-- Start of Supplied information --

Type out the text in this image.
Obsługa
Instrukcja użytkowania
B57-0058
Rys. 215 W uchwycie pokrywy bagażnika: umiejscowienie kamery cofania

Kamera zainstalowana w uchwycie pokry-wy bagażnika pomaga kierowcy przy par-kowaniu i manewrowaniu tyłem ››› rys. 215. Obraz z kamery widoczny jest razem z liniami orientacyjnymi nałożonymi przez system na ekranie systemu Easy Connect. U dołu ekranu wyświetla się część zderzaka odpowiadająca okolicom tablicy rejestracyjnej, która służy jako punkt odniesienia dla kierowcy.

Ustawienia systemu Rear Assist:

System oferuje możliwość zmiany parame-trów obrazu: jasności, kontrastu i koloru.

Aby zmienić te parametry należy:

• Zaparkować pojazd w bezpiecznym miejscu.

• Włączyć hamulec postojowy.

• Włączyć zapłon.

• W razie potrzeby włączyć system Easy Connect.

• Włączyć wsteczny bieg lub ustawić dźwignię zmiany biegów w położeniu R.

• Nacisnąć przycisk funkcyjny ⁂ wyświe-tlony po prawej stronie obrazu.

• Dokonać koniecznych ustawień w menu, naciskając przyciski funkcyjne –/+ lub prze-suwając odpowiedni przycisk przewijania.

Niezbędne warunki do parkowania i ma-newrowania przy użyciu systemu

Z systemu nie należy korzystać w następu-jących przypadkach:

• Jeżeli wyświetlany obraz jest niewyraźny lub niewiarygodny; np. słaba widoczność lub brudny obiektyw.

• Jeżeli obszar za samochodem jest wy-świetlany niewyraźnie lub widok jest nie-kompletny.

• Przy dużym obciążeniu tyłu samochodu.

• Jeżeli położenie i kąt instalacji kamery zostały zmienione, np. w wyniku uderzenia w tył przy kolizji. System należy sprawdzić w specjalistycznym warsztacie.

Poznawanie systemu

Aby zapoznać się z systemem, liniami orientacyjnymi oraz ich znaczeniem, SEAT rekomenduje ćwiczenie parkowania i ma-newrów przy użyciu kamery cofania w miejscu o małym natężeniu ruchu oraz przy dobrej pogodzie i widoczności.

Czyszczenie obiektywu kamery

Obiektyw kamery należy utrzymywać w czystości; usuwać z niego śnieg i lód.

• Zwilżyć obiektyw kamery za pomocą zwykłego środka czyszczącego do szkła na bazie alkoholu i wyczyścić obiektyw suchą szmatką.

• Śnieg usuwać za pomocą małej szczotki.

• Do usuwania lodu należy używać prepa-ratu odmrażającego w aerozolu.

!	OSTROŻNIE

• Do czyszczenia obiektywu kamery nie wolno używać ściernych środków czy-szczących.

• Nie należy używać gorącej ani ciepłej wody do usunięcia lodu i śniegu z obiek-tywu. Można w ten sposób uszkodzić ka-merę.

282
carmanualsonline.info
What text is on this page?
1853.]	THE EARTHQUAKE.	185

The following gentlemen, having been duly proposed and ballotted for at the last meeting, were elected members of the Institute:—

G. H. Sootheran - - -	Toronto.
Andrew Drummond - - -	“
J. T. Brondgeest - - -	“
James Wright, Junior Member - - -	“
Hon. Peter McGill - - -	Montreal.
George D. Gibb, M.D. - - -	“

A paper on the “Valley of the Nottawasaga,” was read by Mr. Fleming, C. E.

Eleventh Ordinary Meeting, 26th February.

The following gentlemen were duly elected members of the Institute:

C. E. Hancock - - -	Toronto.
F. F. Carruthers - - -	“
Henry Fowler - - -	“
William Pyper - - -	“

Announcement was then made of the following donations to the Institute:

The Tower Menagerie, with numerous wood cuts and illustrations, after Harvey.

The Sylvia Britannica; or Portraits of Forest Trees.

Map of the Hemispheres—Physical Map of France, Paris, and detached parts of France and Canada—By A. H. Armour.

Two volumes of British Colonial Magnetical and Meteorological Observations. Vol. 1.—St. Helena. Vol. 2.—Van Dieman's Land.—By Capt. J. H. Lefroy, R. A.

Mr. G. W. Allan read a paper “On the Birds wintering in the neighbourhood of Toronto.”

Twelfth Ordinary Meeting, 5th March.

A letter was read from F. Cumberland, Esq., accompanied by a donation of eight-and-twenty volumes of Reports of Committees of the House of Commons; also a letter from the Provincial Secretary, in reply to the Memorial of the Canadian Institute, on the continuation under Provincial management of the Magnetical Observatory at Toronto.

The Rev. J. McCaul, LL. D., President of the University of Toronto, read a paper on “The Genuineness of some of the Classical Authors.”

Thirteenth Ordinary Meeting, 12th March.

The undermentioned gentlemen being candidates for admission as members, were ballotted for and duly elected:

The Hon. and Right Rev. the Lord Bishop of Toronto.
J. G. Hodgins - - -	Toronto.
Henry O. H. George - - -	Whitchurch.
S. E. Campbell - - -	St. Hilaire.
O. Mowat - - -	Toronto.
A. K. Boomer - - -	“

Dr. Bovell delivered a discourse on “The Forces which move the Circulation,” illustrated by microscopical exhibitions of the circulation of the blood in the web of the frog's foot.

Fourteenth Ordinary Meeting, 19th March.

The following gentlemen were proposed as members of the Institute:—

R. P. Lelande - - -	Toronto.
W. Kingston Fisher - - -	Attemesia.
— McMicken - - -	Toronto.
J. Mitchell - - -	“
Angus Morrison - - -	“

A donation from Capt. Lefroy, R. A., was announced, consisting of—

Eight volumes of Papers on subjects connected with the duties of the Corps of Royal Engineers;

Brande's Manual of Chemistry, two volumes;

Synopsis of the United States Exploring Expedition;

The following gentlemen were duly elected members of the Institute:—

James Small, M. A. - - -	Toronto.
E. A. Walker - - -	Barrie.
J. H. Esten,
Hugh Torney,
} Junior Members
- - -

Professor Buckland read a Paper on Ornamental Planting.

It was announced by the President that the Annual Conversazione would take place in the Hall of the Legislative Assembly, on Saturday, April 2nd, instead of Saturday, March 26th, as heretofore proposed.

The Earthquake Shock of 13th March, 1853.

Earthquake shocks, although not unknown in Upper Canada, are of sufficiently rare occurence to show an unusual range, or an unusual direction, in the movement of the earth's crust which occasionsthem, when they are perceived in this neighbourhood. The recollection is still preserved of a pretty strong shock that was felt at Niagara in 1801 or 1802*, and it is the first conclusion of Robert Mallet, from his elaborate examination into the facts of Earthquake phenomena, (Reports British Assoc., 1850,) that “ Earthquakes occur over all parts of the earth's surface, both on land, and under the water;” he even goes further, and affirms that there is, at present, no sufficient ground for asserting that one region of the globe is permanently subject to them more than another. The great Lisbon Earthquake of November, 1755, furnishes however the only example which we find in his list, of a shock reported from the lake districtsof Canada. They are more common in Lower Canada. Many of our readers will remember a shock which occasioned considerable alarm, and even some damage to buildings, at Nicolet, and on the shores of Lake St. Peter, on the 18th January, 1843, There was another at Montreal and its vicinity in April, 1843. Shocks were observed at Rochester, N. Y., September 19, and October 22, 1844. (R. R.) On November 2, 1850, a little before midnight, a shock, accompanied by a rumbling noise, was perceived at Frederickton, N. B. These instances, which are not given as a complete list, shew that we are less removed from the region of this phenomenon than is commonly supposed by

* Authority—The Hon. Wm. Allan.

-- End of Supplied information --

◆ **Request**
Scan the material above. Copy each line that holds the word "systemu".

◆ **Task answer**
Kamera zainstalowana w uchwycie pokry-wy bagażnika pomaga kierowcy przy par-kowaniu i manewrowaniu tyłem ››› rys. 215. Obraz z kamery widoczny jest razem z liniami orientacyjnymi nałożonymi przez system na ekranie systemu Easy Connect. U dołu ekranu wyświetla się część zderzaka odpowiadająca okolicom tablicy rejestracyjnej, która służy jako punkt odniesienia dla kierowcy.
Ustawienia systemu Rear Assist:
Niezbędne warunki do parkowania i ma-newrowania przy użyciu systemu
Z systemu nie należy korzystać w następu-jących przypadkach:
Poznawanie systemu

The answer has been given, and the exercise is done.